======== Stored records ========

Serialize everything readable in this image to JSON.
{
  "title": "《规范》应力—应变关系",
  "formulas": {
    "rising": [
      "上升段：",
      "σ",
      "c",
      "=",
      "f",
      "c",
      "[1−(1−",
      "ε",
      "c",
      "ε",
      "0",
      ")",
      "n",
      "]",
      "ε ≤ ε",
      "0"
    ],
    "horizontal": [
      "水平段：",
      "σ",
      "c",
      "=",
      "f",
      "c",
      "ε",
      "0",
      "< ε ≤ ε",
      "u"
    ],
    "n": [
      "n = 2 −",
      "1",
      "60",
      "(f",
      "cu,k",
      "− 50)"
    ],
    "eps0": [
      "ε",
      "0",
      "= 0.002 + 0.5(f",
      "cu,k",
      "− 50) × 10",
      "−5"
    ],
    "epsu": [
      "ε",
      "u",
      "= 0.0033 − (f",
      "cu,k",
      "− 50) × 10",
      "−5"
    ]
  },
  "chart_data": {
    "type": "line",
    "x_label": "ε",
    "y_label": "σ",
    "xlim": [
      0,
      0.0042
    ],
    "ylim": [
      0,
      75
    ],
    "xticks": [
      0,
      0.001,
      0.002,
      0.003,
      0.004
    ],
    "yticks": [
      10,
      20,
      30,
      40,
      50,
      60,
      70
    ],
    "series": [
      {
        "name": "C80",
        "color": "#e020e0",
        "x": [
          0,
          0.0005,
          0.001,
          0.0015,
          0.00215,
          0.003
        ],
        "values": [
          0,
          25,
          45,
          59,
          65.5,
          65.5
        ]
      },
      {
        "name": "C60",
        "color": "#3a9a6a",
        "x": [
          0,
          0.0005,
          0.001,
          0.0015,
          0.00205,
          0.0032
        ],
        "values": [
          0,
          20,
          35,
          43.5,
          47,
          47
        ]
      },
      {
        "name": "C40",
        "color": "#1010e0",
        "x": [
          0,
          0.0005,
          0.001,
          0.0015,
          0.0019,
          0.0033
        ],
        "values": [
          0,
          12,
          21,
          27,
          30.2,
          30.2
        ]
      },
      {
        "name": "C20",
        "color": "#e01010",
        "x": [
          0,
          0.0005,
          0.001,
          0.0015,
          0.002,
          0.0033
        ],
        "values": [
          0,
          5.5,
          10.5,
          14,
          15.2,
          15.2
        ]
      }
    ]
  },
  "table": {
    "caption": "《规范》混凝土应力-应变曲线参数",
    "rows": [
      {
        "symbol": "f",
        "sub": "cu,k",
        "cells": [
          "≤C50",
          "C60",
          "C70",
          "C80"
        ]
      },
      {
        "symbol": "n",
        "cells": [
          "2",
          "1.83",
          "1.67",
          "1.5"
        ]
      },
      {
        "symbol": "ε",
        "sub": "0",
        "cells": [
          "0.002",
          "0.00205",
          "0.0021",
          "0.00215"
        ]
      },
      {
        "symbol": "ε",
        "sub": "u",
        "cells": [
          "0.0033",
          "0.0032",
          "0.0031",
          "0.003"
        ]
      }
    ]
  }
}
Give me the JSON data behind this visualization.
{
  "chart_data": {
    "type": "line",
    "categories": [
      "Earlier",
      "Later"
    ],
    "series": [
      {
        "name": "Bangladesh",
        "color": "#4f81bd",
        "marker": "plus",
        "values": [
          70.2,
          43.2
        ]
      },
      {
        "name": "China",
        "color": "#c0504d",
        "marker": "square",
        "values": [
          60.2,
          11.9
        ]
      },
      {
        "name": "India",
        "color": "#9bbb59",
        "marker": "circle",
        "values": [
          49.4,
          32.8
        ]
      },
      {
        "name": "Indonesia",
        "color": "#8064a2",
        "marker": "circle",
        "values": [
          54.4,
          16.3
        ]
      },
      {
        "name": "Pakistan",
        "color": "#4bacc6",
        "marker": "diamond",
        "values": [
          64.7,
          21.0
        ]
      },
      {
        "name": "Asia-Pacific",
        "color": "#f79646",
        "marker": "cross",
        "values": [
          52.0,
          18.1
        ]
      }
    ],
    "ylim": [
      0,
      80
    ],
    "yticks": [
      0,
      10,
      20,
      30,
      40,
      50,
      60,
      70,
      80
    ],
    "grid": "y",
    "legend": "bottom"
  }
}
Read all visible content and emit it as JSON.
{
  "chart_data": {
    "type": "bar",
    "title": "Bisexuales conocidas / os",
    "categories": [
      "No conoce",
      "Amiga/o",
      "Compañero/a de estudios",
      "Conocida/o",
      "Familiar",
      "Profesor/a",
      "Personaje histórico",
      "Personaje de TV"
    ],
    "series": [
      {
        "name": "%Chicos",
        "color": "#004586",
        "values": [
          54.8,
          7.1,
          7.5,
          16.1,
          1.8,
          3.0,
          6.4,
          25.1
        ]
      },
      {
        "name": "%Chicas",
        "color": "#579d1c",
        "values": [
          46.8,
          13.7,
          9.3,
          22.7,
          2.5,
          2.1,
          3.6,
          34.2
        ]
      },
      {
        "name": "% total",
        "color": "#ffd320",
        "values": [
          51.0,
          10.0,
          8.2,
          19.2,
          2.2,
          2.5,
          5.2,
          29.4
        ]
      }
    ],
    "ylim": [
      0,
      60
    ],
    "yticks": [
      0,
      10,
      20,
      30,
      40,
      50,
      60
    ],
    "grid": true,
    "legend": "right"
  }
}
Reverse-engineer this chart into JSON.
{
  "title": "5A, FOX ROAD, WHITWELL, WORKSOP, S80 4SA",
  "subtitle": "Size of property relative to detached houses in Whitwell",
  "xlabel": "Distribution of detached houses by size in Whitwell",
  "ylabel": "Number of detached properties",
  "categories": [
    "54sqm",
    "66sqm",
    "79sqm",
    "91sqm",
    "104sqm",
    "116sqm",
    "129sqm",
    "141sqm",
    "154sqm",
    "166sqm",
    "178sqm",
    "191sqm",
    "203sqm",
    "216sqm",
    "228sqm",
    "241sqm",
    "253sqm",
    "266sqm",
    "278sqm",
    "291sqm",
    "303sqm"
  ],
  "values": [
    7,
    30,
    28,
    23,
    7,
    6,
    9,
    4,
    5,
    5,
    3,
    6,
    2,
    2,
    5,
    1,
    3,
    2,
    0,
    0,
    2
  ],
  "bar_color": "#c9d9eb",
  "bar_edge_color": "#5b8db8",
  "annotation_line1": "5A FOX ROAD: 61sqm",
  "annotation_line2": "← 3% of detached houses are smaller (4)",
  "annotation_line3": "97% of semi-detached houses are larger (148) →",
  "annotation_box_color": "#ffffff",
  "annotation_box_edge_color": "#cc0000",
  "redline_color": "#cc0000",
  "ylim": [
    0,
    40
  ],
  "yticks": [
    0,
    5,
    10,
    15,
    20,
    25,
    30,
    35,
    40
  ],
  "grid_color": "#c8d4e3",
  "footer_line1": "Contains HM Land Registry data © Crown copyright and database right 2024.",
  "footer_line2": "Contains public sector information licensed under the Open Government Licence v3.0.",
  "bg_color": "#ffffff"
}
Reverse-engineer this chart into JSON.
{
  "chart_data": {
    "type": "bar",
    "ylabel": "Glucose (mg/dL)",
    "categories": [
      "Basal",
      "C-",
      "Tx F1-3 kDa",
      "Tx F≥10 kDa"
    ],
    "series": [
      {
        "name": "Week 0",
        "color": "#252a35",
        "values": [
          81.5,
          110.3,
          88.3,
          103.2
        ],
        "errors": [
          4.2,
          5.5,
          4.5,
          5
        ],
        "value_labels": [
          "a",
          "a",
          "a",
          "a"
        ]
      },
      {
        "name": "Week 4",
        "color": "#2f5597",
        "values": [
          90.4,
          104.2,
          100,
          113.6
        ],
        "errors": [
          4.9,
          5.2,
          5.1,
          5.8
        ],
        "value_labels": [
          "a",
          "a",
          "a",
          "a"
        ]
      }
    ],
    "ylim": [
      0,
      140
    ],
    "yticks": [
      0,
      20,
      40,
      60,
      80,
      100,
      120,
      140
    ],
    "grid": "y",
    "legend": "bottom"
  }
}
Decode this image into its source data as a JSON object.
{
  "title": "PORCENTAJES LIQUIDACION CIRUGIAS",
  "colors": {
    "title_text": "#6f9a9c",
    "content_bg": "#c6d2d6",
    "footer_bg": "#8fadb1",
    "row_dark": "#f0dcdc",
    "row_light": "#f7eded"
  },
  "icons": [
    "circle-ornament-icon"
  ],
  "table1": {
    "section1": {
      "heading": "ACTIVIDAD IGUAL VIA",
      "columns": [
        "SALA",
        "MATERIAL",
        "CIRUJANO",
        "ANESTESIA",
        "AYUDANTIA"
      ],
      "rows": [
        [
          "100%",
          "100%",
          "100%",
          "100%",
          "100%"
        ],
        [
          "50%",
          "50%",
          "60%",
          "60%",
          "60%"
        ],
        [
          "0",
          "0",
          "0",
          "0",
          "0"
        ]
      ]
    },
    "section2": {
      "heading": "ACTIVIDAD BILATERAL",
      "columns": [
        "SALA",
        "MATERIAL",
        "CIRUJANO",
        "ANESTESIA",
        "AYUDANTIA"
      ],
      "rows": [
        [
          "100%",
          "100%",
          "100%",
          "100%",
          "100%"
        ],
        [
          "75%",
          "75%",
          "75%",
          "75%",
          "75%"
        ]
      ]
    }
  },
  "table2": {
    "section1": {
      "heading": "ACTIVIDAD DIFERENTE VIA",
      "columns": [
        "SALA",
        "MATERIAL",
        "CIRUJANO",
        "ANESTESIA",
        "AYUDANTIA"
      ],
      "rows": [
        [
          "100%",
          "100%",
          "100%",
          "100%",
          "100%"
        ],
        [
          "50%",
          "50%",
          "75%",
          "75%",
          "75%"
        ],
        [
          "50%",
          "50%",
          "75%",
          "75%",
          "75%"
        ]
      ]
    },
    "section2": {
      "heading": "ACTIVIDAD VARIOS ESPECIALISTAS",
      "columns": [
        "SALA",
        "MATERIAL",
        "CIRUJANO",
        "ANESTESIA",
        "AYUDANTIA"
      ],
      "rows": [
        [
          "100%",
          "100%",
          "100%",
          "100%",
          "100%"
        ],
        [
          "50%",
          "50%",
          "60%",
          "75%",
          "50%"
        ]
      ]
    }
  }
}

========

Which lines of the material contain the string "Personaje"? List each of them.

• **Problem solution**:
      "Personaje histórico",
      "Personaje de TV"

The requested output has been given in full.